- _Given exercise_: Draw out every line with the word "name" from the listing below.

- _Material for this exercise_:
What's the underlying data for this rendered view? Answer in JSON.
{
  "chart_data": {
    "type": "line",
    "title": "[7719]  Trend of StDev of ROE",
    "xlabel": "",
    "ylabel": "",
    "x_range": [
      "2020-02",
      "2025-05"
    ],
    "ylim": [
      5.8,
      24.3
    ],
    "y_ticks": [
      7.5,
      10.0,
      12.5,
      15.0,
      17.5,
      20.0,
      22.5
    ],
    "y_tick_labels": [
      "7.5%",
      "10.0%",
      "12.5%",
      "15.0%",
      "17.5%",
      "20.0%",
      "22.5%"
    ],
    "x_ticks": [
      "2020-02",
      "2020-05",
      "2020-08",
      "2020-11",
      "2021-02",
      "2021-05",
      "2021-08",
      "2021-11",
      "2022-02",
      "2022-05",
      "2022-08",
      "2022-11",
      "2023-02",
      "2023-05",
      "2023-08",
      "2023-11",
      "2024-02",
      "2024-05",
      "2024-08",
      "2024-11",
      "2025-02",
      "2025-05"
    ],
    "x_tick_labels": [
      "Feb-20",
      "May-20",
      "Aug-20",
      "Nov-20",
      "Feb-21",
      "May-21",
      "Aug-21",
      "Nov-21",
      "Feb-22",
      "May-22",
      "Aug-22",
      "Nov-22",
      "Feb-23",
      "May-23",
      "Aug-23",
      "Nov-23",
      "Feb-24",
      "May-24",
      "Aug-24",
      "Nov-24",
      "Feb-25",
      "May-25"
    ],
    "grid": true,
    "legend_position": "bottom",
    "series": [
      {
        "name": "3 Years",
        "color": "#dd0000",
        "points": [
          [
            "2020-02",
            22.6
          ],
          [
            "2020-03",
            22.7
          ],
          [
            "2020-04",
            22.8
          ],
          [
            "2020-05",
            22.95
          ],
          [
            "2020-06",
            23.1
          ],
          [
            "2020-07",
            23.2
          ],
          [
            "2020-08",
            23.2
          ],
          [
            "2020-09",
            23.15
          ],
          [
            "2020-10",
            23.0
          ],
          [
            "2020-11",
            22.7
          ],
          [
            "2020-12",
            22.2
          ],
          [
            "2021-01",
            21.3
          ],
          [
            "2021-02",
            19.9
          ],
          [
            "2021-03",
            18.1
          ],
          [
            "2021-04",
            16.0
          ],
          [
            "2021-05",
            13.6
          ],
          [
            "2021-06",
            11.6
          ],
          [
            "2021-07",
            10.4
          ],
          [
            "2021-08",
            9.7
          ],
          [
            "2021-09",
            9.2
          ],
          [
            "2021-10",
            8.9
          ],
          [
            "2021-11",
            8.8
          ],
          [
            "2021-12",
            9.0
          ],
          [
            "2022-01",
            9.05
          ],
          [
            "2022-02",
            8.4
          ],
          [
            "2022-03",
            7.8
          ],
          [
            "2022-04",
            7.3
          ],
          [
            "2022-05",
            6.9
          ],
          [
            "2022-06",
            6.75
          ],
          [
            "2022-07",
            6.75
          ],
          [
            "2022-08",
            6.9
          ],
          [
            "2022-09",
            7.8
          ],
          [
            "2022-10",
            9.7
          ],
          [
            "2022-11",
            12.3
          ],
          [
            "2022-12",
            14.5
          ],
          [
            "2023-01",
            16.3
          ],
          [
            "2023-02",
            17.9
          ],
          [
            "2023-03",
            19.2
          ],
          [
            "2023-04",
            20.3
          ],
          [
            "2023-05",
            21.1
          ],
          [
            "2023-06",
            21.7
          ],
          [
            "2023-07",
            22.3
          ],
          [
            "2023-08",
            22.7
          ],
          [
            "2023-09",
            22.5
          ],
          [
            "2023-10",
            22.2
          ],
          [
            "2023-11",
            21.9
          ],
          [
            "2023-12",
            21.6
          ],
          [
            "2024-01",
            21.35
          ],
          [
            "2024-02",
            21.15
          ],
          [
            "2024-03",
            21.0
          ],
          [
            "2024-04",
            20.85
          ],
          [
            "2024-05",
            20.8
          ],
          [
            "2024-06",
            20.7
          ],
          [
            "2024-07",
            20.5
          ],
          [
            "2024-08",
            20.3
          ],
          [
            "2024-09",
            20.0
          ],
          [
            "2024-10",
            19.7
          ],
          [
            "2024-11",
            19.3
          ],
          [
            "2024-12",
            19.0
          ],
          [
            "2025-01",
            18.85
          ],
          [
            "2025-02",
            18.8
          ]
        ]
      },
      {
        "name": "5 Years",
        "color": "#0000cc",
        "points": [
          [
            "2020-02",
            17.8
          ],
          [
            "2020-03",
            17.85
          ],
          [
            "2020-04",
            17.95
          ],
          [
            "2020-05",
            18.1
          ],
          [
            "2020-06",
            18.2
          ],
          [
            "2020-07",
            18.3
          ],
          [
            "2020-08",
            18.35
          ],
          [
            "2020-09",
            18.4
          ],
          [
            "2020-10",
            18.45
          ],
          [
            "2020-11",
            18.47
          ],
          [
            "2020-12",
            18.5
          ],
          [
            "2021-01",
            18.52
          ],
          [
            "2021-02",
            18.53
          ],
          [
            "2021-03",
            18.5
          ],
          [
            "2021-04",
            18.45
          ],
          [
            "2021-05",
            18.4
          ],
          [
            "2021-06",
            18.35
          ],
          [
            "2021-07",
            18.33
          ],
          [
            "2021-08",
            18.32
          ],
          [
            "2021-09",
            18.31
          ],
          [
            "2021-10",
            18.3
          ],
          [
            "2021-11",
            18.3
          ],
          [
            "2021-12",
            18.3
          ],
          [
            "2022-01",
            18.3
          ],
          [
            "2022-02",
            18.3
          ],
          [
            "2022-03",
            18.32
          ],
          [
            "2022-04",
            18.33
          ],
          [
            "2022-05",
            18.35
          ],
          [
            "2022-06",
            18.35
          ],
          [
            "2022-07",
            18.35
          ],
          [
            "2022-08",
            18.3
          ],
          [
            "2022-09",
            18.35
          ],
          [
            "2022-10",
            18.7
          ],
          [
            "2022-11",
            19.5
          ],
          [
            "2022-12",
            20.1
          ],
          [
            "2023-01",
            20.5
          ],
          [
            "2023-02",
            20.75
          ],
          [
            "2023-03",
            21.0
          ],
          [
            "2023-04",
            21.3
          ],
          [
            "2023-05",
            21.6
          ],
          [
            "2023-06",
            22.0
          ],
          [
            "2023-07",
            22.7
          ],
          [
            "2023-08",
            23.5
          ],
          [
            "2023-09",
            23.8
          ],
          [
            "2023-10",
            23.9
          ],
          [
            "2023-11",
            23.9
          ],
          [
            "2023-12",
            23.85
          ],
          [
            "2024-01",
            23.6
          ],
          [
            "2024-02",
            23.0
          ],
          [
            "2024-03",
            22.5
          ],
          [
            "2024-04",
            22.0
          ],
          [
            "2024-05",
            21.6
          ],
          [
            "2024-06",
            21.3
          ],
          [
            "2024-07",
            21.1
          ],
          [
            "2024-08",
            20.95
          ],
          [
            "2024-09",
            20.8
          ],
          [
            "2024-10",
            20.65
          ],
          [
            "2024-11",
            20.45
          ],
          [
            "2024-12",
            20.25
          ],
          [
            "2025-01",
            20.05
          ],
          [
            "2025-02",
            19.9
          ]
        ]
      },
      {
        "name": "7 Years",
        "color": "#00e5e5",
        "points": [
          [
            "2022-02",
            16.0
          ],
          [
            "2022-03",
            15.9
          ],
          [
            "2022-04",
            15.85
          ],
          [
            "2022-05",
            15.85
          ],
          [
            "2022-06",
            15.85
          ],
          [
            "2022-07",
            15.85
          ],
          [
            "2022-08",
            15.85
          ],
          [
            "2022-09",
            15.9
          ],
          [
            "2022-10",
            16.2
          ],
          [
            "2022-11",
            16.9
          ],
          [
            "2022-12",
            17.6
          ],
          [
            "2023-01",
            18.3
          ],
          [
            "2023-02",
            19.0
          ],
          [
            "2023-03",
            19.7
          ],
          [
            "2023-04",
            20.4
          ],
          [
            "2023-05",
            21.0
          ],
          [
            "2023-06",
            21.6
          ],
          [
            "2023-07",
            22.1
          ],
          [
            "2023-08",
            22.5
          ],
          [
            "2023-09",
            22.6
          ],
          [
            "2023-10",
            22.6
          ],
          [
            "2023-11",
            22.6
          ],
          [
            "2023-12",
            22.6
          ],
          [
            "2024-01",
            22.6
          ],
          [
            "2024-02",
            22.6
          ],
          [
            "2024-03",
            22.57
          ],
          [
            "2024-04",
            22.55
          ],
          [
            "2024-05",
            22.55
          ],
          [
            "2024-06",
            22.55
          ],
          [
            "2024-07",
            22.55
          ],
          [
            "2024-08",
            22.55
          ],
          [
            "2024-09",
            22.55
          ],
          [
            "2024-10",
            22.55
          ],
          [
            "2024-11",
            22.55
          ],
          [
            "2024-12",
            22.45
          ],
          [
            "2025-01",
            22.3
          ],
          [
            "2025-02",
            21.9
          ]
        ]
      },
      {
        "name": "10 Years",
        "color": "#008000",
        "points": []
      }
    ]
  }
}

- _Exercise result_:
        "name": "3 Years",
        "name": "5 Years",
        "name": "7 Years",
        "name": "10 Years",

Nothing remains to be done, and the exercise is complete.